* _WRITTEN INSTRUCTION_
Quote the line containing "Read all visible content and emit it as JSON." and all lines that follow it in the listing below, exactly as written.

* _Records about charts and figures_

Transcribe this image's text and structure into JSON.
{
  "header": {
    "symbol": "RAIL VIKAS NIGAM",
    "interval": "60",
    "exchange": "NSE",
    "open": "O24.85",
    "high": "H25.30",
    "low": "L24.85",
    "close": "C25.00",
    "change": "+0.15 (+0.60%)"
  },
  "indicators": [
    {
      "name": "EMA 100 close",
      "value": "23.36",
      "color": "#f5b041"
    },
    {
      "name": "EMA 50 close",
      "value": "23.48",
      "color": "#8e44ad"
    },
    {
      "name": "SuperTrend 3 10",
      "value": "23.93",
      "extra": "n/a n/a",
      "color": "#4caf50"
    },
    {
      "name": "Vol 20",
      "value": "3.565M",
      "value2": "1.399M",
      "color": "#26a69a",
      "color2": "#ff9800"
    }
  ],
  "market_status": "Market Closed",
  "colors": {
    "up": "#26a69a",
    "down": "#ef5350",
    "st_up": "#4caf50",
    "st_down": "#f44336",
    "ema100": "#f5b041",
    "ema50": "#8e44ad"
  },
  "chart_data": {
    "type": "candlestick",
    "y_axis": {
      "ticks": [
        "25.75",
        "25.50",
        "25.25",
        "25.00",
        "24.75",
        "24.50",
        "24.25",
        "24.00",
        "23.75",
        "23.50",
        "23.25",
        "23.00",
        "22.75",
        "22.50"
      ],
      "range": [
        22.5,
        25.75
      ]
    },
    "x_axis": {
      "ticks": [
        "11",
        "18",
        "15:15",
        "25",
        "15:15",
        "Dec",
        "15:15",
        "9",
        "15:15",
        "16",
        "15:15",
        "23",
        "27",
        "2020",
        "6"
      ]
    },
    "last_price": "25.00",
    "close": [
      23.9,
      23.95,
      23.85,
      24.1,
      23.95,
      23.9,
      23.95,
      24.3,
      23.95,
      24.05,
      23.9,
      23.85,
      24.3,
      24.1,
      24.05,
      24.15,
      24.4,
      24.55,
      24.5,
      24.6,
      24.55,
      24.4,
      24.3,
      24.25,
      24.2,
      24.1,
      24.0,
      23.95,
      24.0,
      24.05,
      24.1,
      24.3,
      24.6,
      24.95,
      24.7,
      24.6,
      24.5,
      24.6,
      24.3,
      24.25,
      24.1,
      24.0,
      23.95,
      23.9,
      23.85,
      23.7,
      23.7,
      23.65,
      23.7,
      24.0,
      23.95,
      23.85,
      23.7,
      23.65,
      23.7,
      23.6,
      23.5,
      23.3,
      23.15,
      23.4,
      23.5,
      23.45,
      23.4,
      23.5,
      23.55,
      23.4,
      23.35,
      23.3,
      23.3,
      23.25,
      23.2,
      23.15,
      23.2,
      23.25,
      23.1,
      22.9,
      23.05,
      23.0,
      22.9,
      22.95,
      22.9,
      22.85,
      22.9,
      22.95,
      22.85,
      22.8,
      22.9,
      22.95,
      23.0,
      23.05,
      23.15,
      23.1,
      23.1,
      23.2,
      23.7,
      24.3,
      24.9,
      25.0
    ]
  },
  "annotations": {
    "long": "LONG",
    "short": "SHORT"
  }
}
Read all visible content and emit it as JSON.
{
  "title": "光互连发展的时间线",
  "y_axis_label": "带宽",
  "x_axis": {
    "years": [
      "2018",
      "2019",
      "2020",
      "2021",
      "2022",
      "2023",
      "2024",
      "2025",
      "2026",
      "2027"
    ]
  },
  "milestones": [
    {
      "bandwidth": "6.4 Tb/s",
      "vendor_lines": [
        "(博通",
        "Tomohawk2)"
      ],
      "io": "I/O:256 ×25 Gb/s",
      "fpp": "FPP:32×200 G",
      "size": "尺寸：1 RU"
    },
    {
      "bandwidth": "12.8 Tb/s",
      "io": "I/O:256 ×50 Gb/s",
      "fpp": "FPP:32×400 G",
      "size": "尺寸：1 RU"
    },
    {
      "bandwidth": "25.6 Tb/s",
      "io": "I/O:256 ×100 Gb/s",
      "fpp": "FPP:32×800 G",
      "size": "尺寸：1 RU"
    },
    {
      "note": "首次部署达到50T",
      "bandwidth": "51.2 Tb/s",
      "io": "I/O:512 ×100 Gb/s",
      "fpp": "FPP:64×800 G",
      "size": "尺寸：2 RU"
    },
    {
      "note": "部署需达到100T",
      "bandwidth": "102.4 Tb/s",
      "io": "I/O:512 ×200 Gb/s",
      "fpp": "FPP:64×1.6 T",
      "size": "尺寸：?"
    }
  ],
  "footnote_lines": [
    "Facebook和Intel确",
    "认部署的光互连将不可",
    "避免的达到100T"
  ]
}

* _ANSWER TO THIS PROBLEM_
Read all visible content and emit it as JSON.
{
  "title": "光互连发展的时间线",
  "y_axis_label": "带宽",
  "x_axis": {
    "years": [
      "2018",
      "2019",
      "2020",
      "2021",
      "2022",
      "2023",
      "2024",
      "2025",
      "2026",
      "2027"
    ]
  },
  "milestones": [
    {
      "bandwidth": "6.4 Tb/s",
      "vendor_lines": [
        "(博通",
        "Tomohawk2)"
      ],
      "io": "I/O:256 ×25 Gb/s",
      "fpp": "FPP:32×200 G",
      "size": "尺寸：1 RU"
    },
    {
      "bandwidth": "12.8 Tb/s",
      "io": "I/O:256 ×50 Gb/s",
      "fpp": "FPP:32×400 G",
      "size": "尺寸：1 RU"
    },
    {
      "bandwidth": "25.6 Tb/s",
      "io": "I/O:256 ×100 Gb/s",
      "fpp": "FPP:32×800 G",
      "size": "尺寸：1 RU"
    },
    {
      "note": "首次部署达到50T",
      "bandwidth": "51.2 Tb/s",
      "io": "I/O:512 ×100 Gb/s",
      "fpp": "FPP:64×800 G",
      "size": "尺寸：2 RU"
    },
    {
      "note": "部署需达到100T",
      "bandwidth": "102.4 Tb/s",
      "io": "I/O:512 ×200 Gb/s",
      "fpp": "FPP:64×1.6 T",
      "size": "尺寸：?"
    }
  ],
  "footnote_lines": [
    "Facebook和Intel确",
    "认部署的光互连将不可",
    "避免的达到100T"
  ]
}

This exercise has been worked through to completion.